◆ Exercise goal ◆
Repeat each line exactly as it is written.

◆ Listed entries ◆

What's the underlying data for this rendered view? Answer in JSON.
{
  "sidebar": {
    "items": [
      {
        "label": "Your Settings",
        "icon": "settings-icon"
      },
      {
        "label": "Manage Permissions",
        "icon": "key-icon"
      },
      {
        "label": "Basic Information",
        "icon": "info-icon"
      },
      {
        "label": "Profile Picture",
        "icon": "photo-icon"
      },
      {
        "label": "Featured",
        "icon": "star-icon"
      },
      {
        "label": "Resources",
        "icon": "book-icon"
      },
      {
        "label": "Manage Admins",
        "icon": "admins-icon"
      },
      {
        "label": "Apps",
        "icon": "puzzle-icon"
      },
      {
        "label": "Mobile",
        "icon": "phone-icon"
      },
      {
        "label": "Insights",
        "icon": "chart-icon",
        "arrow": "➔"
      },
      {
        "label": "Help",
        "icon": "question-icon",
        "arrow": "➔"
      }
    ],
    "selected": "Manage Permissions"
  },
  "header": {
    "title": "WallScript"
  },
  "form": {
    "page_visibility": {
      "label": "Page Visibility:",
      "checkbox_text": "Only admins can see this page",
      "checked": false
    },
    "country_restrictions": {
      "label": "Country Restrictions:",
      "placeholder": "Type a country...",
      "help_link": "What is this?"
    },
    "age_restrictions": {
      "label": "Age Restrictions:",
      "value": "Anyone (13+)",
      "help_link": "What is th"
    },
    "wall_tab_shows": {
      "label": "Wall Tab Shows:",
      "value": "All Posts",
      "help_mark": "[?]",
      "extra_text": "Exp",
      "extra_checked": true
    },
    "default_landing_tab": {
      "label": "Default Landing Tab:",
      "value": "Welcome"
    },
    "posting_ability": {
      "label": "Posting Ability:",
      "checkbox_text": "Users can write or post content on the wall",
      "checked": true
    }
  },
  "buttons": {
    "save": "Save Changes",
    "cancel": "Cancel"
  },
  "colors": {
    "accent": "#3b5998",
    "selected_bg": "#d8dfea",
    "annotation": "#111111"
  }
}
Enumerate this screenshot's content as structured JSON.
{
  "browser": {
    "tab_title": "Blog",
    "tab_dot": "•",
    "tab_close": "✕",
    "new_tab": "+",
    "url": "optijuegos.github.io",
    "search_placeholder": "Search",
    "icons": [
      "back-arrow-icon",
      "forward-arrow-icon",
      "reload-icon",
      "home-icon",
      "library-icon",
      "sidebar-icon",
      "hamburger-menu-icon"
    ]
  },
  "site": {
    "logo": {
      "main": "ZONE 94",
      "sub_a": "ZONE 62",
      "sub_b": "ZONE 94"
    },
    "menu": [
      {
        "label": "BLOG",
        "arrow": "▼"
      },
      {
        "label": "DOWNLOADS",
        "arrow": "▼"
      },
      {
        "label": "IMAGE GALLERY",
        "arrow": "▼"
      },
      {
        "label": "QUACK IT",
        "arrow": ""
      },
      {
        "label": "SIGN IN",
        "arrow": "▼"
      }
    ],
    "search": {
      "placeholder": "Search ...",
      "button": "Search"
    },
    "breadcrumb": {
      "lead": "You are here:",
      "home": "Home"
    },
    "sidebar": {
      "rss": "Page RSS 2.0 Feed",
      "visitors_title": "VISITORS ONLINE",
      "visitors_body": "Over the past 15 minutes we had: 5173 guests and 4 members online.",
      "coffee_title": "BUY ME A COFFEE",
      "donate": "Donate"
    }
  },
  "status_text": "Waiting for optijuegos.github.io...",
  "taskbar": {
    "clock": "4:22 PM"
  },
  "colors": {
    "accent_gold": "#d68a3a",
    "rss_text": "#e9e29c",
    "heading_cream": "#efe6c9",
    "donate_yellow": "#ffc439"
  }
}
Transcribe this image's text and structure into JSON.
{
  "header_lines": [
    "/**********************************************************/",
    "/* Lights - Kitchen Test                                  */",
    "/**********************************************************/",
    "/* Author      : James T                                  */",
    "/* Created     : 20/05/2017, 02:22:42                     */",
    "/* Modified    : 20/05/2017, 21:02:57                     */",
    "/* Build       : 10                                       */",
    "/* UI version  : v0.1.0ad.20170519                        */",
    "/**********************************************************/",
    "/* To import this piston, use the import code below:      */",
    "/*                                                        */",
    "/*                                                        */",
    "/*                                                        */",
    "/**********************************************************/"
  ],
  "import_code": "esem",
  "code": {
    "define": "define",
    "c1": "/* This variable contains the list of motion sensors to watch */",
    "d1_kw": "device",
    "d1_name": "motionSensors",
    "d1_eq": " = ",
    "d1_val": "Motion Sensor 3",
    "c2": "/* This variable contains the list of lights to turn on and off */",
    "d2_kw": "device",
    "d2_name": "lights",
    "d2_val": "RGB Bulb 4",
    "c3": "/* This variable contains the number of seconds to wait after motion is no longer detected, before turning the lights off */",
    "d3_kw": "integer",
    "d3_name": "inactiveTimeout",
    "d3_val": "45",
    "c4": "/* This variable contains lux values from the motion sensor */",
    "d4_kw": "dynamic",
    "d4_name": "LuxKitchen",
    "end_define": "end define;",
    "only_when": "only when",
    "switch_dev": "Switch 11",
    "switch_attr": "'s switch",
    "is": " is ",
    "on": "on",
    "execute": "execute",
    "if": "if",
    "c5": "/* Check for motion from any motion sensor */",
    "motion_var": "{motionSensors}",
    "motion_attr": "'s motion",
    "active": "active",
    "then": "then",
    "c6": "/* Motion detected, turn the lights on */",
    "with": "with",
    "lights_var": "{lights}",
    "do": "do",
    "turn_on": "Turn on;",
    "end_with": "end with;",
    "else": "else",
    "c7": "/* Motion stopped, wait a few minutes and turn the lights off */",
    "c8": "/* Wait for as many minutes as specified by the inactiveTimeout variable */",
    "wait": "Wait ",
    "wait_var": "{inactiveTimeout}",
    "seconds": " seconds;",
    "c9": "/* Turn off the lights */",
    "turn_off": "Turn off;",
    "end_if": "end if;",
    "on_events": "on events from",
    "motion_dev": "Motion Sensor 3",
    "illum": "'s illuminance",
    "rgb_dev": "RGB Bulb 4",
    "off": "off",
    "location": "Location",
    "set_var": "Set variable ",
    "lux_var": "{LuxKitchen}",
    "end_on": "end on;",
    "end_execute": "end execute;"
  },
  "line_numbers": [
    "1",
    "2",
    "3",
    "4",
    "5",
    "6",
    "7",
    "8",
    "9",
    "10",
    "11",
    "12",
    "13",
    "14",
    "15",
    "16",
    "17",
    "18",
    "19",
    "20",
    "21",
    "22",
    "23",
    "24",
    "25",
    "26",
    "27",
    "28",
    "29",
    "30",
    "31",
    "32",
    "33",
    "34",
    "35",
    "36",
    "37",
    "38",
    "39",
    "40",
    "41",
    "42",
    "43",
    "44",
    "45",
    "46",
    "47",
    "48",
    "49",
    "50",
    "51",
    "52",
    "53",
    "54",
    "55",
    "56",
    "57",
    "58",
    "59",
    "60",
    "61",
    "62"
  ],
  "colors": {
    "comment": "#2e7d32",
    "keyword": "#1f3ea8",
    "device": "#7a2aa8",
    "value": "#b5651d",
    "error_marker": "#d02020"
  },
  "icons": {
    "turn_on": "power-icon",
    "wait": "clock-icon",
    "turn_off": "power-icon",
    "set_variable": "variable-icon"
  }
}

◆ Task result ◆
What's the underlying data for this rendered view? Answer in JSON.
{
  "sidebar": {
    "items": [
      {
        "label": "Your Settings",
        "icon": "settings-icon"
      },
      {
        "label": "Manage Permissions",
        "icon": "key-icon"
      },
      {
        "label": "Basic Information",
        "icon": "info-icon"
      },
      {
        "label": "Profile Picture",
        "icon": "photo-icon"
      },
      {
        "label": "Featured",
        "icon": "star-icon"
      },
      {
        "label": "Resources",
        "icon": "book-icon"
      },
      {
        "label": "Manage Admins",
        "icon": "admins-icon"
      },
      {
        "label": "Apps",
        "icon": "puzzle-icon"
      },
      {
        "label": "Mobile",
        "icon": "phone-icon"
      },
      {
        "label": "Insights",
        "icon": "chart-icon",
        "arrow": "➔"
      },
      {
        "label": "Help",
        "icon": "question-icon",
        "arrow": "➔"
      }
    ],
    "selected": "Manage Permissions"
  },
  "header": {
    "title": "WallScript"
  },
  "form": {
    "page_visibility": {
      "label": "Page Visibility:",
      "checkbox_text": "Only admins can see this page",
      "checked": false
    },
    "country_restrictions": {
      "label": "Country Restrictions:",
      "placeholder": "Type a country...",
      "help_link": "What is this?"
    },
    "age_restrictions": {
      "label": "Age Restrictions:",
      "value": "Anyone (13+)",
      "help_link": "What is th"
    },
    "wall_tab_shows": {
      "label": "Wall Tab Shows:",
      "value": "All Posts",
      "help_mark": "[?]",
      "extra_text": "Exp",
      "extra_checked": true
    },
    "default_landing_tab": {
      "label": "Default Landing Tab:",
      "value": "Welcome"
    },
    "posting_ability": {
      "label": "Posting Ability:",
      "checkbox_text": "Users can write or post content on the wall",
      "checked": true
    }
  },
  "buttons": {
    "save": "Save Changes",
    "cancel": "Cancel"
  },
  "colors": {
    "accent": "#3b5998",
    "selected_bg": "#d8dfea",
    "annotation": "#111111"
  }
}
Enumerate this screenshot's content as structured JSON.
{
  "browser": {
    "tab_title": "Blog",
    "tab_dot": "•",
    "tab_close": "✕",
    "new_tab": "+",
    "url": "optijuegos.github.io",
    "search_placeholder": "Search",
    "icons": [
      "back-arrow-icon",
      "forward-arrow-icon",
      "reload-icon",
      "home-icon",
      "library-icon",
      "sidebar-icon",
      "hamburger-menu-icon"
    ]
  },
  "site": {
    "logo": {
      "main": "ZONE 94",
      "sub_a": "ZONE 62",
      "sub_b": "ZONE 94"
    },
    "menu": [
      {
        "label": "BLOG",
        "arrow": "▼"
      },
      {
        "label": "DOWNLOADS",
        "arrow": "▼"
      },
      {
        "label": "IMAGE GALLERY",
        "arrow": "▼"
      },
      {
        "label": "QUACK IT",
        "arrow": ""
      },
      {
        "label": "SIGN IN",
        "arrow": "▼"
      }
    ],
    "search": {
      "placeholder": "Search ...",
      "button": "Search"
    },
    "breadcrumb": {
      "lead": "You are here:",
      "home": "Home"
    },
    "sidebar": {
      "rss": "Page RSS 2.0 Feed",
      "visitors_title": "VISITORS ONLINE",
      "visitors_body": "Over the past 15 minutes we had: 5173 guests and 4 members online.",
      "coffee_title": "BUY ME A COFFEE",
      "donate": "Donate"
    }
  },
  "status_text": "Waiting for optijuegos.github.io...",
  "taskbar": {
    "clock": "4:22 PM"
  },
  "colors": {
    "accent_gold": "#d68a3a",
    "rss_text": "#e9e29c",
    "heading_cream": "#efe6c9",
    "donate_yellow": "#ffc439"
  }
}
Transcribe this image's text and structure into JSON.
{
  "header_lines": [
    "/**********************************************************/",
    "/* Lights - Kitchen Test                                  */",
    "/**********************************************************/",
    "/* Author      : James T                                  */",
    "/* Created     : 20/05/2017, 02:22:42                     */",
    "/* Modified    : 20/05/2017, 21:02:57                     */",
    "/* Build       : 10                                       */",
    "/* UI version  : v0.1.0ad.20170519                        */",
    "/**********************************************************/",
    "/* To import this piston, use the import code below:      */",
    "/*                                                        */",
    "/*                                                        */",
    "/*                                                        */",
    "/**********************************************************/"
  ],
  "import_code": "esem",
  "code": {
    "define": "define",
    "c1": "/* This variable contains the list of motion sensors to watch */",
    "d1_kw": "device",
    "d1_name": "motionSensors",
    "d1_eq": " = ",
    "d1_val": "Motion Sensor 3",
    "c2": "/* This variable contains the list of lights to turn on and off */",
    "d2_kw": "device",
    "d2_name": "lights",
    "d2_val": "RGB Bulb 4",
    "c3": "/* This variable contains the number of seconds to wait after motion is no longer detected, before turning the lights off */",
    "d3_kw": "integer",
    "d3_name": "inactiveTimeout",
    "d3_val": "45",
    "c4": "/* This variable contains lux values from the motion sensor */",
    "d4_kw": "dynamic",
    "d4_name": "LuxKitchen",
    "end_define": "end define;",
    "only_when": "only when",
    "switch_dev": "Switch 11",
    "switch_attr": "'s switch",
    "is": " is ",
    "on": "on",
    "execute": "execute",
    "if": "if",
    "c5": "/* Check for motion from any motion sensor */",
    "motion_var": "{motionSensors}",
    "motion_attr": "'s motion",
    "active": "active",
    "then": "then",
    "c6": "/* Motion detected, turn the lights on */",
    "with": "with",
    "lights_var": "{lights}",
    "do": "do",
    "turn_on": "Turn on;",
    "end_with": "end with;",
    "else": "else",
    "c7": "/* Motion stopped, wait a few minutes and turn the lights off */",
    "c8": "/* Wait for as many minutes as specified by the inactiveTimeout variable */",
    "wait": "Wait ",
    "wait_var": "{inactiveTimeout}",
    "seconds": " seconds;",
    "c9": "/* Turn off the lights */",
    "turn_off": "Turn off;",
    "end_if": "end if;",
    "on_events": "on events from",
    "motion_dev": "Motion Sensor 3",
    "illum": "'s illuminance",
    "rgb_dev": "RGB Bulb 4",
    "off": "off",
    "location": "Location",
    "set_var": "Set variable ",
    "lux_var": "{LuxKitchen}",
    "end_on": "end on;",
    "end_execute": "end execute;"
  },
  "line_numbers": [
    "1",
    "2",
    "3",
    "4",
    "5",
    "6",
    "7",
    "8",
    "9",
    "10",
    "11",
    "12",
    "13",
    "14",
    "15",
    "16",
    "17",
    "18",
    "19",
    "20",
    "21",
    "22",
    "23",
    "24",
    "25",
    "26",
    "27",
    "28",
    "29",
    "30",
    "31",
    "32",
    "33",
    "34",
    "35",
    "36",
    "37",
    "38",
    "39",
    "40",
    "41",
    "42",
    "43",
    "44",
    "45",
    "46",
    "47",
    "48",
    "49",
    "50",
    "51",
    "52",
    "53",
    "54",
    "55",
    "56",
    "57",
    "58",
    "59",
    "60",
    "61",
    "62"
  ],
  "colors": {
    "comment": "#2e7d32",
    "keyword": "#1f3ea8",
    "device": "#7a2aa8",
    "value": "#b5651d",
    "error_marker": "#d02020"
  },
  "icons": {
    "turn_on": "power-icon",
    "wait": "clock-icon",
    "turn_off": "power-icon",
    "set_variable": "variable-icon"
  }
}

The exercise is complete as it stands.